**TEXT SECTION**.
# # # #

TileDBArray 1.18.0
TileDB implements a framework for local and remote storage of dense and sparse arrays.
We can use this as a DelayedArray
backend to provide an array-level abstraction,
thus allowing the data to be used in many places where an ordinary array or matrix might be used.
The TileDBArray package implements the necessary wrappers around TileDB-R
to support read/write operations on TileDB arrays within the DelayedArray framework.
TileDBArray
Creating a TileDBArray
is as easy as:
X <- matrix(rnorm(1000), ncol=10)
library(TileDBArray)
writeTileDBArray(X)
## <100 x 10> TileDBMatrix object of type "double":
## [,1] [,2] [,3] ... [,9] [,10]
## [1,] -0.42208041 -0.81998193 -0.31739264 . -0.6914245 -0.4157741
## [2,] -1.72925273 -1.59879259 0.02826441 . 0.4791934 -0.8046053
## [3,] -0.49556322 -0.40791395 -0.62274378 . -1.2345380 -0.5625844
## [4,] -0.96987481 -0.49127324 0.21907759 . -1.5015192 1.3354336
## [5,] -1.27884582 -2.43228191 1.38720873 . -0.6098997 -0.6162940
## ... . . . . . .
## [96,] -1.04051850 0.83898939 0.88980784 . 0.28247424 -0.97331333
## [97,] 2.05575769 1.41655911 -0.70551665 . -0.01776516 1.17446481
## [98,] -1.93208126 -0.21641396 -0.09102164 . 0.26335305 -0.51995360
## [99,] 1.20352729 -0.16616049 -0.03638747 . 1.20963371 2.15773292
## [100,] 0.28830716 0.74449826 -1.21697664 . 0.04222004 -0.43073308
Alternatively, we can use coercion methods:
as(X, "TileDBArray")
## <100 x 10> TileDBMatrix object of type "double":
## [,1] [,2] [,3] ... [,9] [,10]
## [1,] -0.42208041 -0.81998193 -0.31739264 . -0.6914245 -0.4157741
## [2,] -1.72925273 -1.59879259 0.02826441 . 0.4791934 -0.8046053
## [3,] -0.49556322 -0.40791395 -0.62274378 . -1.2345380 -0.5625844
## [4,] -0.96987481 -0.49127324 0.21907759 . -1.5015192 1.3354336
## [5,] -1.27884582 -2.43228191 1.38720873 . -0.6098997 -0.6162940
## ... . . . . . .
## [96,] -1.04051850 0.83898939 0.88980784 . 0.28247424 -0.97331333
## [97,] 2.05575769 1.41655911 -0.70551665 . -0.01776516 1.17446481
## [98,] -1.93208126 -0.21641396 -0.09102164 . 0.26335305 -0.51995360
## [99,] 1.20352729 -0.16616049 -0.03638747 . 1.20963371 2.15773292
## [100,] 0.28830716 0.74449826 -1.21697664 . 0.04222004 -0.43073308
This process works also for sparse matrices:
Y <- Matrix::rsparsematrix(1000, 1000, density=0.01)

# # # #

**DATASET EXTRACT**.
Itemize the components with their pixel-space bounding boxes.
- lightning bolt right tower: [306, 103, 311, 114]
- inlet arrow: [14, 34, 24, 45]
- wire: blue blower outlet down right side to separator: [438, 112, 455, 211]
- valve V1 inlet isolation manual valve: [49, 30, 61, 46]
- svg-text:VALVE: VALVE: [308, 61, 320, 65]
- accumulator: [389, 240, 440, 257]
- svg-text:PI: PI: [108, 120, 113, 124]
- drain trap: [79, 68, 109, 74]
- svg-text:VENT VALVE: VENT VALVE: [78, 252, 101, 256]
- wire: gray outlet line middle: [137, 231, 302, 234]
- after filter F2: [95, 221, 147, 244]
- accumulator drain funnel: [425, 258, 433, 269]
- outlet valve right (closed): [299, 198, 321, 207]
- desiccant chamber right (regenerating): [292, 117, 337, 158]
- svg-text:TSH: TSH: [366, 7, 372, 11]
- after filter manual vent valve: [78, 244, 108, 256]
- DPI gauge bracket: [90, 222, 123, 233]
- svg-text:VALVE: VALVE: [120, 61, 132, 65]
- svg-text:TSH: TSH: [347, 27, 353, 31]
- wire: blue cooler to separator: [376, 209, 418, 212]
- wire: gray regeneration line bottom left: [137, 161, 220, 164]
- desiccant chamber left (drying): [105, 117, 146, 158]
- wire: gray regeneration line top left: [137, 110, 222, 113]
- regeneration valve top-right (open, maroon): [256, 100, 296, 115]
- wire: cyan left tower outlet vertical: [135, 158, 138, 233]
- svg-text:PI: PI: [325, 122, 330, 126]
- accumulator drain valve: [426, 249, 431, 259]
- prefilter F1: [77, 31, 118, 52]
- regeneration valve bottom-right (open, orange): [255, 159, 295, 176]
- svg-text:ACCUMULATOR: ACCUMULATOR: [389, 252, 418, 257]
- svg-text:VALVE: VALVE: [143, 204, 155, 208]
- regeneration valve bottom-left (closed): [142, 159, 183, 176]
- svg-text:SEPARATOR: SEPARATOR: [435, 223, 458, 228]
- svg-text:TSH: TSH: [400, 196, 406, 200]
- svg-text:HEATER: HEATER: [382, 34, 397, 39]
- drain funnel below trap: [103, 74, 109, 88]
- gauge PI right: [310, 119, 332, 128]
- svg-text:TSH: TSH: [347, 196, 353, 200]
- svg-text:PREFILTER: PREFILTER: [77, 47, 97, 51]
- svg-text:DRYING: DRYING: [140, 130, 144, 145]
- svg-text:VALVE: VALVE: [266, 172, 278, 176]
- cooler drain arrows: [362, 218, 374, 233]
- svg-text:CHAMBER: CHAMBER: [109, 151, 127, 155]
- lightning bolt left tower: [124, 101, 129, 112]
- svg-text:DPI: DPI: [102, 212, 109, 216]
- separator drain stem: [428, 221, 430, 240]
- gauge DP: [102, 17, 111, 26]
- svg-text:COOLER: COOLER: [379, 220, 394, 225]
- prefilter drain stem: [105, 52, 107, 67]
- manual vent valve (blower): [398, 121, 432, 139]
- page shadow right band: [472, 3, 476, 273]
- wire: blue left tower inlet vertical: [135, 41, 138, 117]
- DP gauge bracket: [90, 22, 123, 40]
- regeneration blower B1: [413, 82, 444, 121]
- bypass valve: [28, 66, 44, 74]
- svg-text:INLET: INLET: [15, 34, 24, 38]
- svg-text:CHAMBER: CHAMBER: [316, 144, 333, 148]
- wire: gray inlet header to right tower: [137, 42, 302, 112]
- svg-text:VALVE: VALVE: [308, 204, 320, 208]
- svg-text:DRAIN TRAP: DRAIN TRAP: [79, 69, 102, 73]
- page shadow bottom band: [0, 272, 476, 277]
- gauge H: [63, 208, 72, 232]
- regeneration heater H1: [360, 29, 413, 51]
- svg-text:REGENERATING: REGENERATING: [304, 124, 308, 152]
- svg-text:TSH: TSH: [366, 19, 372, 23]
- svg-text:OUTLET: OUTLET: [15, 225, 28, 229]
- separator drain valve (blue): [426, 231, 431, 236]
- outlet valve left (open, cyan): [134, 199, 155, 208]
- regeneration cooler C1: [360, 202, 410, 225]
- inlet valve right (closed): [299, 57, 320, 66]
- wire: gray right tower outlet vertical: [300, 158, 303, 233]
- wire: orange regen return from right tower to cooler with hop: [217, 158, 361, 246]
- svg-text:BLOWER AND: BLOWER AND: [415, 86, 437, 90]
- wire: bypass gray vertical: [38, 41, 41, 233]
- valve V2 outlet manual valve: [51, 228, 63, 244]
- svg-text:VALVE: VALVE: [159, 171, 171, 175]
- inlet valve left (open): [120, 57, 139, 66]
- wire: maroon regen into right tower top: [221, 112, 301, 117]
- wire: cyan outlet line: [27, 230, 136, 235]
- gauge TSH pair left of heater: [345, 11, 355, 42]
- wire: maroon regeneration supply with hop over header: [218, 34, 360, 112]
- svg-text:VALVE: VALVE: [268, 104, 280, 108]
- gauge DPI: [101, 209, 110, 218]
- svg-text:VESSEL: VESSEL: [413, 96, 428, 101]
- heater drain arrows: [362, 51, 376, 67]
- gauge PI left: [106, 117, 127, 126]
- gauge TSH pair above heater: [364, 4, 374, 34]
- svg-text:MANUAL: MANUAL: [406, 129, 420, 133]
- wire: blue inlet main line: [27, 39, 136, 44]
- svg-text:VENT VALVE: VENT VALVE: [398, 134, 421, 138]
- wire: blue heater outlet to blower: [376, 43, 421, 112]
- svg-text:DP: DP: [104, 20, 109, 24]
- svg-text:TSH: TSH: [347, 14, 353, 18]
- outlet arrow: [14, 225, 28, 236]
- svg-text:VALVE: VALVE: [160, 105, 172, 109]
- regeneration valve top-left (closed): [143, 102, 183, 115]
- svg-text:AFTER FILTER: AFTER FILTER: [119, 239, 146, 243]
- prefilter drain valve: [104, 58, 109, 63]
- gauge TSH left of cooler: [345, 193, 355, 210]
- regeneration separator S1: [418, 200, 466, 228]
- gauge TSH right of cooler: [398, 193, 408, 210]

# # # #

**LIST OF TASKS**.
• a. From the TileDBArray text, set down the part that opens with the words "The TileDBArray package" and closes with "the DelayedArray framework.", copying it exactly.
• b. In the TileDBArray text, what two kinds of arrays does TileDB provide local and remote storage for?

**ANSWERS PER TASK**.
• a.
The TileDBArray package implements the necessary wrappers around TileDB-R
to support read/write operations on TileDB arrays within the DelayedArray framework.

• b. Dense and sparse arrays.